The AI engine has multiple independent modules 222, 324, 325, 326, 328, and 329 on one or more computing platforms. The multiple independent modules 222, 324, 325, 326, 328, and 329 have their instructions executed by one or more processors in the one or more computing platforms. The multiple independent modules 222, 324, 325, 326, 328, and 329 may be loaded into one or more memories of the one or more computing platforms.
The instructor module 324 may apply a hierarchical-decomposition deep reinforcement technique to train one or more AI objects corresponding to concept nodes in an AI model 106. The instructor module 324 may use the hierarchical-decomposition deep reinforcement technique to solve a wide variety of a set of complex tasks in a modular way, through hierarchically decomposing a complex task into multiple smaller, individual actions making up the complex task. One or more of the individual actions, correspond to its own concept node in the graph. The AI engine 200 may initially train the AI objects on the individual actions in parallel at the same time and then train on how the individual actions need to interact with each other in the complex task in order to deliver an end solution to the complex task.
The instructor module 324 decomposing the complex task allows the AI engine 200 to use simpler reward functions focused for solving each individual action and then much simpler reward functions focused for the end solution of the complex task. The AI engine 200 decomposing the complex task also allows conducting the training of two or more different concepts corresponding to the individual actions in the complex task, in parallel. The parallel training and simpler reward functions speed up an overall training duration for the complex task and resulting AI model on the one or more computing platforms. The parallel training and simpler reward functions speed up an overall training duration for the complex task compared to an end-to-end training with a single algorithm for all of the AI objects incorporated into the AI model.
Reward functions can be more easily defined by decomposing the complex task. Instead of specifying a complex reward function for solving the whole task, the system designer can define rewards that are specific to each sub-task/concept. These are usually simpler to define. Once the sub-task/concepts are ready, the designer can specify a simpler and potentially sparse reward function for selector nodes. This greatly simplifies solving complex problems with reinforcement learning.
Also, decomposing the complex task allows reusing all or just portions of one or more pre-trained models for solving a new larger complex task.
Also, decomposing the complex task allows each concept making up the complex task in the graph to use the most appropriate training approach for that individual action, whether that be a classical motion controller, a pre-existing learned model, or a neural network that needs to be trained rather than the whole AI model being trained with one of these training approaches.

▸ **SET PROBLEM 1**: Reproduce the records verbatim, from the first line of the records through the line containing "296, 453, 311]".
The passage on the AI engine and the records are separate material.

▸ **GIVEN DATA**:
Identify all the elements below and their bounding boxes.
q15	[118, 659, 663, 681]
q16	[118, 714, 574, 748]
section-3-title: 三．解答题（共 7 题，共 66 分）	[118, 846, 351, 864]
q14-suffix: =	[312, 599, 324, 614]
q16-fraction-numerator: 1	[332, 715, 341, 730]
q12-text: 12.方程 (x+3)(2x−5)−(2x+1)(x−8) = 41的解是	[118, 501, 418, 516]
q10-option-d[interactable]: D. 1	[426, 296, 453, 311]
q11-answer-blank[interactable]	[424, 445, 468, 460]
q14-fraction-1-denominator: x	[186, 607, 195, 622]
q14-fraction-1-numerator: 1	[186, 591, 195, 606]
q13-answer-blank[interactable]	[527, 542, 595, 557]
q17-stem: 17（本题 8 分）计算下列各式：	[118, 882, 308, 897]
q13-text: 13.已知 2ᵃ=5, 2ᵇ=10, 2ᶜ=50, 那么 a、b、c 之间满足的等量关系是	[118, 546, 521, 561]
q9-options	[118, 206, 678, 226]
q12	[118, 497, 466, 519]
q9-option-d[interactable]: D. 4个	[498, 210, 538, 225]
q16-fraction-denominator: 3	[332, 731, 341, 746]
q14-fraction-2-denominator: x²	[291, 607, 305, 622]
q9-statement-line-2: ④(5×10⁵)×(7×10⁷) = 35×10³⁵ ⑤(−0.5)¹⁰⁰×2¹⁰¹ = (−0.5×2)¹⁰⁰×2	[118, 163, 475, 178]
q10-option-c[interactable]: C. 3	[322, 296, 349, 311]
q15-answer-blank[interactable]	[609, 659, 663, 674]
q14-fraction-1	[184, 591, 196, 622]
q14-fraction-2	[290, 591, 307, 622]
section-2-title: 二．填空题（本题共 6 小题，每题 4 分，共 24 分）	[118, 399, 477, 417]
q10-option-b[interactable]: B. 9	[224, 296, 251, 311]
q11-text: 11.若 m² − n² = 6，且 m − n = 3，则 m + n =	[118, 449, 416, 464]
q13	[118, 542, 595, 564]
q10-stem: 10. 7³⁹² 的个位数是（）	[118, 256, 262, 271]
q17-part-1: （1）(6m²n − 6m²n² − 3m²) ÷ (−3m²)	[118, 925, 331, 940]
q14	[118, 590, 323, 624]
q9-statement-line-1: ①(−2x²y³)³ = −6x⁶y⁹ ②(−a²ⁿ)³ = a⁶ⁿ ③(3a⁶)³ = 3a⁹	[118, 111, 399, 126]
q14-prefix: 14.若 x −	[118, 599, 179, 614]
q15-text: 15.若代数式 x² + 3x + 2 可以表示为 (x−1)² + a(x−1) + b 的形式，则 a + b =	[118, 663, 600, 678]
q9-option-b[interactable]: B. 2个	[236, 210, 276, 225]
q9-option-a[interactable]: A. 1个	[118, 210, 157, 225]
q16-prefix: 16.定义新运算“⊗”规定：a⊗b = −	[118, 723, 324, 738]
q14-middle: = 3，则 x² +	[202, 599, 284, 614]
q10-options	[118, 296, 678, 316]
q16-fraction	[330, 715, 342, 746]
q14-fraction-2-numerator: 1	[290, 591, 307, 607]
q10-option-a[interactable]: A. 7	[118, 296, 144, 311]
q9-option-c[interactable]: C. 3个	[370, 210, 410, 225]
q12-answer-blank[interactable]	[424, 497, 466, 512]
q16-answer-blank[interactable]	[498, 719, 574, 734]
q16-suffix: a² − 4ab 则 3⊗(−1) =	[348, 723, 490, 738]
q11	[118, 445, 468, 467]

▸ **SET PROBLEM 2**: Write out the passage on the AI engine word for word, starting with "Reward functions can" and going on through "with reinforcement learning.".

▸ **RESULT 1**:
Identify all the elements below and their bounding boxes.
q15	[118, 659, 663, 681]
q16	[118, 714, 574, 748]
section-3-title: 三．解答题（共 7 题，共 66 分）	[118, 846, 351, 864]
q14-suffix: =	[312, 599, 324, 614]
q16-fraction-numerator: 1	[332, 715, 341, 730]
q12-text: 12.方程 (x+3)(2x−5)−(2x+1)(x−8) = 41的解是	[118, 501, 418, 516]
q10-option-d[interactable]: D. 1	[426, 296, 453, 311]

▸ **RESULT 2**:
Reward functions can be more easily defined by decomposing the complex task. Instead of specifying a complex reward function for solving the whole task, the system designer can define rewards that are specific to each sub-task/concept. These are usually simpler to define. Once the sub-task/concepts are ready, the designer can specify a simpler and potentially sparse reward function for selector nodes. This greatly simplifies solving complex problems with reinforcement learning.